== SEITENTEXT

Das Geschäft in Russland wickelte Selenskij über vier Firmen mit Sitz in Russland ab. Eine davon hat er nach seiner Wahl zum Präsidenten öffentlichkeitswirksam abgewickelt, nicht aber die anderen drei. Ermittlungen der Moskauer Zeitung MK ergaben, dass allein eines dieser drei Unternehmen, "Green Films", im Jahr 2017 180 Millionen Rubel (mehr als 2 Millionen Euro) Gewinn eingebracht hatte.

Ausstrahlung der neuen Staffel erregt Unmut auf beiden Seiten 

Ausgerechnet jetzt, wo die Ukraine von ihren "westlichen Partnern" neue Sanktionen gegen Russland fordert, startet auf einem russischen Fernsehsender, der direkt vom Staat kontrolliert wird, die siebente Staffel einer TV-Serie aus dem Haus "Studio Kwartal 95". Am Montag kündigte der Sender Rossija 1 den Beginn der Ausstrahlung für den 27. Dezember 2021 an.

====
== DATENSÄTZE

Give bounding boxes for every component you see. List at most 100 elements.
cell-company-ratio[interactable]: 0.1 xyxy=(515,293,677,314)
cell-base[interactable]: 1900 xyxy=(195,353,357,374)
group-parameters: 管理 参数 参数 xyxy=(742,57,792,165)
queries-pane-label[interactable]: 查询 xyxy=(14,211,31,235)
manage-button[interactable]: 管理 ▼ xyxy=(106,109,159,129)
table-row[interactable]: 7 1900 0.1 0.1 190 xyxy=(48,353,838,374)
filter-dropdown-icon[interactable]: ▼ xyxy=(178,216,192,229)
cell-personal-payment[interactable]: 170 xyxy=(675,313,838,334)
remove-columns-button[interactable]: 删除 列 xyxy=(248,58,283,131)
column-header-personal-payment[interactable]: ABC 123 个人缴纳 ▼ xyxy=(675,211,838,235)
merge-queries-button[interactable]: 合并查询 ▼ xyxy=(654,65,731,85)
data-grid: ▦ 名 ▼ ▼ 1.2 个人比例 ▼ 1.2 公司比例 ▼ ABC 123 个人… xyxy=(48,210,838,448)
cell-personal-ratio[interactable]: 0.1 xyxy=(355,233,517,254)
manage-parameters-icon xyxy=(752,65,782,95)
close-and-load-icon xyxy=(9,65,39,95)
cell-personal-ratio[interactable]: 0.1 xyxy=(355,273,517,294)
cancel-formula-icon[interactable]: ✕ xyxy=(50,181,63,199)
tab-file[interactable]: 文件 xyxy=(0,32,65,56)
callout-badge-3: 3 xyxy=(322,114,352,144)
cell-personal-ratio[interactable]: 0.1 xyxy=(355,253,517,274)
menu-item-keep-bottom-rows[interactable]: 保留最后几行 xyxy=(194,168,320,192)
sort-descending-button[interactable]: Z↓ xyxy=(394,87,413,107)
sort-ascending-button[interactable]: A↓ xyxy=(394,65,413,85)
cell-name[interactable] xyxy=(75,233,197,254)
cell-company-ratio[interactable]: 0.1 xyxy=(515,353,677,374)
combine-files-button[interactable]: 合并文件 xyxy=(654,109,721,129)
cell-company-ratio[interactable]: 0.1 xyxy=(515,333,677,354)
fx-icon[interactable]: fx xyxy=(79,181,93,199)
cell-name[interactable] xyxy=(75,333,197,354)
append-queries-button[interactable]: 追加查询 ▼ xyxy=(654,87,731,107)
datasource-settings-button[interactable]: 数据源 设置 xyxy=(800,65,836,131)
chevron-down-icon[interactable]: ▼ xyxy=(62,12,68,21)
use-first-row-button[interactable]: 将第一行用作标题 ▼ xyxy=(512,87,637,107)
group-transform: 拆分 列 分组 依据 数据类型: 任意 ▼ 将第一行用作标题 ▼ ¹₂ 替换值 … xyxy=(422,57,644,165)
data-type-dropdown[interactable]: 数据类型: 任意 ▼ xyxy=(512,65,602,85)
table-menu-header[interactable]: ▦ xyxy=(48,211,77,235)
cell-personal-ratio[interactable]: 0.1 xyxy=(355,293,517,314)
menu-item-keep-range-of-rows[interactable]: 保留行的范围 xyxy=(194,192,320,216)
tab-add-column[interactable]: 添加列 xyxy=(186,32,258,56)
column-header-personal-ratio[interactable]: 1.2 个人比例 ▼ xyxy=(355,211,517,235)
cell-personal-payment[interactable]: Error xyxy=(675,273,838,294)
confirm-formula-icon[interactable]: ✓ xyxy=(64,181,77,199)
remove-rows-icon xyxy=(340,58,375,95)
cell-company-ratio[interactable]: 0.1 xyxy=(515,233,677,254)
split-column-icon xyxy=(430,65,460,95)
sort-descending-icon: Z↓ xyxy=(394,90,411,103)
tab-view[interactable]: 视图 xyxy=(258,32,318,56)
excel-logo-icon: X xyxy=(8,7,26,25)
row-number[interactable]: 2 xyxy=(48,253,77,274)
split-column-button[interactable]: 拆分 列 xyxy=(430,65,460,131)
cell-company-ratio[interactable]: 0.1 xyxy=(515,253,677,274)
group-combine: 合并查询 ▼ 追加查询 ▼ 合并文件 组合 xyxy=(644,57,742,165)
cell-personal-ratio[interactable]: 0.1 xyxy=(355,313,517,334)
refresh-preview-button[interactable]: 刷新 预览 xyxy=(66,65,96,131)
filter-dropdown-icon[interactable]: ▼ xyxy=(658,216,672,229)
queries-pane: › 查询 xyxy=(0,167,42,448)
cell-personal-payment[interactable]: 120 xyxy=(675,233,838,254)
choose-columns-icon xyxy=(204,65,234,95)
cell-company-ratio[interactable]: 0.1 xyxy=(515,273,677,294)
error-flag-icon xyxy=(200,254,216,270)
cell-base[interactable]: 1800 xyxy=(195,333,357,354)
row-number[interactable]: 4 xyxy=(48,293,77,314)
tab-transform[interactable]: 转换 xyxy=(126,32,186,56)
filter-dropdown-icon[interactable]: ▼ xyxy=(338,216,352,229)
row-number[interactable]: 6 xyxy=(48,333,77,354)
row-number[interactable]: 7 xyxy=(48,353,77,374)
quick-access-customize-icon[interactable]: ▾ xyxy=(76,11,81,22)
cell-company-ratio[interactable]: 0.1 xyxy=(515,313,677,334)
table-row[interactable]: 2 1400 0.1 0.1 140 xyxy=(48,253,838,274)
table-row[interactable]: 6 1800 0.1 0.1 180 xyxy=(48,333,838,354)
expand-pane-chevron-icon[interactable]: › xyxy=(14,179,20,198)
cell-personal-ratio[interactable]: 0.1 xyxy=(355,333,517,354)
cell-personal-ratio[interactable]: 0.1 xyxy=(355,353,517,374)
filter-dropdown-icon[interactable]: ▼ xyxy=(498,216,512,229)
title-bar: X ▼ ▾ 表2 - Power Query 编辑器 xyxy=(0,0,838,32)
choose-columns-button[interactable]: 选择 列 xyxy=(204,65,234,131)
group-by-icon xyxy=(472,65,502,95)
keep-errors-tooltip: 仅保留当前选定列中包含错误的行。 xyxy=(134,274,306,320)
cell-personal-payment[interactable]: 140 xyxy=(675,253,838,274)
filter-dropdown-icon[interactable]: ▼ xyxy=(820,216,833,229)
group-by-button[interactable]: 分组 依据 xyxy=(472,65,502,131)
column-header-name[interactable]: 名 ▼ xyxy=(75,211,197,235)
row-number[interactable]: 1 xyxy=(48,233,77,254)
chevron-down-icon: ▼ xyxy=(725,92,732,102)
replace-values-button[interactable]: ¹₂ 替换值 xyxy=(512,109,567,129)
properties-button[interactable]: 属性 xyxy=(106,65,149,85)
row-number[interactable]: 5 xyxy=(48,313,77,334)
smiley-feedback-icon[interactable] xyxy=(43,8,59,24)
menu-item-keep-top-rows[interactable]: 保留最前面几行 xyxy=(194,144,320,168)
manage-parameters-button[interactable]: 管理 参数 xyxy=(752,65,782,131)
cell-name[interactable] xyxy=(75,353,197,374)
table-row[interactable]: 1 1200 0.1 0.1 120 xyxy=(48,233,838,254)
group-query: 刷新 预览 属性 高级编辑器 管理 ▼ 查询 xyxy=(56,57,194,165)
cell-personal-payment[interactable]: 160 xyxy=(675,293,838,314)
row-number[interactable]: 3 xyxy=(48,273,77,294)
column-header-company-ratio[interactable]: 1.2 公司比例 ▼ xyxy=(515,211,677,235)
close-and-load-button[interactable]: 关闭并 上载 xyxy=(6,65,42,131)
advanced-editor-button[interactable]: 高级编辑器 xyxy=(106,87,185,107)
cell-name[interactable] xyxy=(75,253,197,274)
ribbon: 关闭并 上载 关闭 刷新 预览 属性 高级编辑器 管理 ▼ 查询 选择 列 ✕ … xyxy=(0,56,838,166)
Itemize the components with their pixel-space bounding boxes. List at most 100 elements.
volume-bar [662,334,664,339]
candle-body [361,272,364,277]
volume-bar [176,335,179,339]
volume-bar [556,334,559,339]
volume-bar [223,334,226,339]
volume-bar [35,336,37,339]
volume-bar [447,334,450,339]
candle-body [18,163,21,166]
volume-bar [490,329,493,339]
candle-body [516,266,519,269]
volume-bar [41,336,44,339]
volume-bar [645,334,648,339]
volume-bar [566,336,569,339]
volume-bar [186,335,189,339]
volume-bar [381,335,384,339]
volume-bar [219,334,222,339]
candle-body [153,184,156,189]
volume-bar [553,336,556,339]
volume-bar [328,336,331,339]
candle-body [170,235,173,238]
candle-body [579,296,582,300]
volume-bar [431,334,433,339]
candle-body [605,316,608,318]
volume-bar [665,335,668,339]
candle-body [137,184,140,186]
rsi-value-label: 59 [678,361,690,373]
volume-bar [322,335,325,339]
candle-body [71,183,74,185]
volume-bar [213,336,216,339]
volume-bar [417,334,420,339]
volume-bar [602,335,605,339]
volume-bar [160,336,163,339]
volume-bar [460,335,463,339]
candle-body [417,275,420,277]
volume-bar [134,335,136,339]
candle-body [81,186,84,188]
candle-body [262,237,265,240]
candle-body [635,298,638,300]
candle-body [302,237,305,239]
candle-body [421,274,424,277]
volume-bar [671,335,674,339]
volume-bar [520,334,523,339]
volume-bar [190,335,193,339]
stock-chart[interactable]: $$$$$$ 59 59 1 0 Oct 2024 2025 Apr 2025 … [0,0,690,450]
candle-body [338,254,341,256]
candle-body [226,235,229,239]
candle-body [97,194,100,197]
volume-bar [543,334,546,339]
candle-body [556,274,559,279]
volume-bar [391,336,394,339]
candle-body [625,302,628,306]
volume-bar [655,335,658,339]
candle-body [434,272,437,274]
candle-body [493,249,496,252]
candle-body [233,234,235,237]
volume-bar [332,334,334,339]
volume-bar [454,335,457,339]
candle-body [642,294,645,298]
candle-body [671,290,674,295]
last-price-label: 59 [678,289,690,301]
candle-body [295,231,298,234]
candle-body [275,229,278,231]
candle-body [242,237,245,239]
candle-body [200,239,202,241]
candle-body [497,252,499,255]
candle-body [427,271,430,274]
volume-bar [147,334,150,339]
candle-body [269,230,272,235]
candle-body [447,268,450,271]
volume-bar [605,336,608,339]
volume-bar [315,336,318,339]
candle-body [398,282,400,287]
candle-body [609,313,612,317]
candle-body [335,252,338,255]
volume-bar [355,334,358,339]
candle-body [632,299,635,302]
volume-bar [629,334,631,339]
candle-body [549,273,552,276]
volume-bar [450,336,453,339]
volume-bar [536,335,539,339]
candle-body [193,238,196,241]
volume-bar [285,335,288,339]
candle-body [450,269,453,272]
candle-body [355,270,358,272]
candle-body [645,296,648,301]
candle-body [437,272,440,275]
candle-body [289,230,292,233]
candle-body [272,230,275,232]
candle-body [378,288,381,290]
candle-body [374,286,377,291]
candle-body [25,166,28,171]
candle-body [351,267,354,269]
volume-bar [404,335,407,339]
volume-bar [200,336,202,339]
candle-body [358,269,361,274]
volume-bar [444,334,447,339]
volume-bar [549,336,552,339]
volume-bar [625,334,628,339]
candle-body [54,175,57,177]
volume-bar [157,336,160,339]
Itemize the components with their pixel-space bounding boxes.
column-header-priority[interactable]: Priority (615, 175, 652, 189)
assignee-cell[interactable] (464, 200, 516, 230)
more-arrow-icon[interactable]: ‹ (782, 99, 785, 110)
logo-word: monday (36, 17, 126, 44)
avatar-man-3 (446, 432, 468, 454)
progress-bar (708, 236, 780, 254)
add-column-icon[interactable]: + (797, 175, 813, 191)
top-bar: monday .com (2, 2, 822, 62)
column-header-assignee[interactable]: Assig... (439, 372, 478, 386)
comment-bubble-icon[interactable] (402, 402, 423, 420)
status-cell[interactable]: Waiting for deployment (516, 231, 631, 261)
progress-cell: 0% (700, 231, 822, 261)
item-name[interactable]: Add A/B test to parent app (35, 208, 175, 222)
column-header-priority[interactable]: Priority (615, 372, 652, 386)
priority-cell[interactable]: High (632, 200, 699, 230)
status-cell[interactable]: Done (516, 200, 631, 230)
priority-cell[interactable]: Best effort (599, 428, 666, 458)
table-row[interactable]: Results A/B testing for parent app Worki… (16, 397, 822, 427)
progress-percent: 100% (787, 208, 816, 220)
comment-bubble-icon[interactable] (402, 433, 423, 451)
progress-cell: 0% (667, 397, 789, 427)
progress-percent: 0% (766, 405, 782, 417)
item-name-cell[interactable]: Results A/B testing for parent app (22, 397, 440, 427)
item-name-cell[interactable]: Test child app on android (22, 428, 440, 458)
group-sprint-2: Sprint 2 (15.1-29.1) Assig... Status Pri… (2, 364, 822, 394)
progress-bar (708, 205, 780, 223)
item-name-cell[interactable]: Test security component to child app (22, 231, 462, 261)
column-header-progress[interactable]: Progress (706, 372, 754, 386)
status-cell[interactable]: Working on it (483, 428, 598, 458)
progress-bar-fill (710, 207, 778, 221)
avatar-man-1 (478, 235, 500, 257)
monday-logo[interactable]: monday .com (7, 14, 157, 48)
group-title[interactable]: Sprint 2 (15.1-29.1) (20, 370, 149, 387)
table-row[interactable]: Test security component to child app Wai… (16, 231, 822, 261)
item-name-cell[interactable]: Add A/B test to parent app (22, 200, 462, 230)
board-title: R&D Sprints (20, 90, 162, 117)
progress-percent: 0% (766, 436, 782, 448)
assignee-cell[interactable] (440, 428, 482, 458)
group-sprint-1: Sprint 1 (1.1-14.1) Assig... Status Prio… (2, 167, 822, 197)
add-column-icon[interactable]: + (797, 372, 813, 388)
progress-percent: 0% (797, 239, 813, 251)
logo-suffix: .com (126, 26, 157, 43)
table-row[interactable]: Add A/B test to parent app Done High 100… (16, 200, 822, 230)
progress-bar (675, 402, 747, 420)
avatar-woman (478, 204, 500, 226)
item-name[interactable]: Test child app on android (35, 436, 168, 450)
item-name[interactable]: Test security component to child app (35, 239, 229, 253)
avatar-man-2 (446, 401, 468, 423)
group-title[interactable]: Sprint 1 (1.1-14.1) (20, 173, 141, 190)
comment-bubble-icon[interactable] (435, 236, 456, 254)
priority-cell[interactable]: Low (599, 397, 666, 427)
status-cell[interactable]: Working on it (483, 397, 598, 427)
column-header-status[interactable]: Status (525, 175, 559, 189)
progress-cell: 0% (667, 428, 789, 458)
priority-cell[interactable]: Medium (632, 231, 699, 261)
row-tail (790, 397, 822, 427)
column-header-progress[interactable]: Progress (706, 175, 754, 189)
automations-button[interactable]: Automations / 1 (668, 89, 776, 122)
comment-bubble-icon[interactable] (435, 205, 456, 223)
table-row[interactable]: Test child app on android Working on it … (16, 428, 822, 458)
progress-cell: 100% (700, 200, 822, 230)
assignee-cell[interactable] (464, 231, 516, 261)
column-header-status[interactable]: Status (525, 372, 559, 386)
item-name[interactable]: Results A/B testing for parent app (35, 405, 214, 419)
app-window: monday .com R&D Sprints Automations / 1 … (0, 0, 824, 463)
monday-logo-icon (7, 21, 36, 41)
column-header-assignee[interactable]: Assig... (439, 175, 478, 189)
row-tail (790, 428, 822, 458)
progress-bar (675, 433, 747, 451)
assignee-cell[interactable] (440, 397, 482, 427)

====

(AUFGABE A):
Beantworte anhand des Textes über Selenskijs Firmen in Russland diese Fragen:
(i) Über wie viele Firmen mit Sitz in Russland wickelte Selenskij sein Geschäft dort ab?
(ii) Wie viel Gewinn brachte "Green Films" laut den Ermittlungen der MK im Jahr 2017 ein?
(iii) Für welches Datum kündigte Rossija 1 den Beginn der Ausstrahlung an?
(AUFGABE B):
Führe den Text über Selenskijs Firmen in Russland im Anschluss an seinen letzten Satz weiter.

(ANTWORT A):
(i) Über vier Firmen.
(ii) 180 Millionen Rubel, also mehr als 2 Millionen Euro.
(iii) Für den 27. Dezember 2021.

(ANTWORT B):
Die Serie mit dem Namen "Swaty", was sich mit "Verschwägert" oder "Die Verschwägerten" übersetzten lässt, baut ihre Situationskomik auf den kulturellen Konflikten zweier Schwiegerelternpaare auf: Das eine vom Dorf, mit traditionellen Ansichten, ungehobelt und laut; das andere ein Akademikerpaar aus der Großstadt, überheblich und immer auf dem aktuellsten Stand der wechselnden Moden. Zumeist ungewollt, bringt der Zufall sie stets zur gleichen Zeit im Haus ihrer miteinander verheirateten Kinder zusammen.

Obwohl erkennbar in Kiew gedreht, spiegelt die ausschließlich in russischer Sprache gefilmte Serie die Lebenswirklichkeit beider Völker wider und gelangte daher auch in Russland zu Popularität. In der Ukraine war sie unter Präsident Poroschenko eine Zeit lang verboten, Selenskij hob das Verbot nach seiner Amtsübernahme auf.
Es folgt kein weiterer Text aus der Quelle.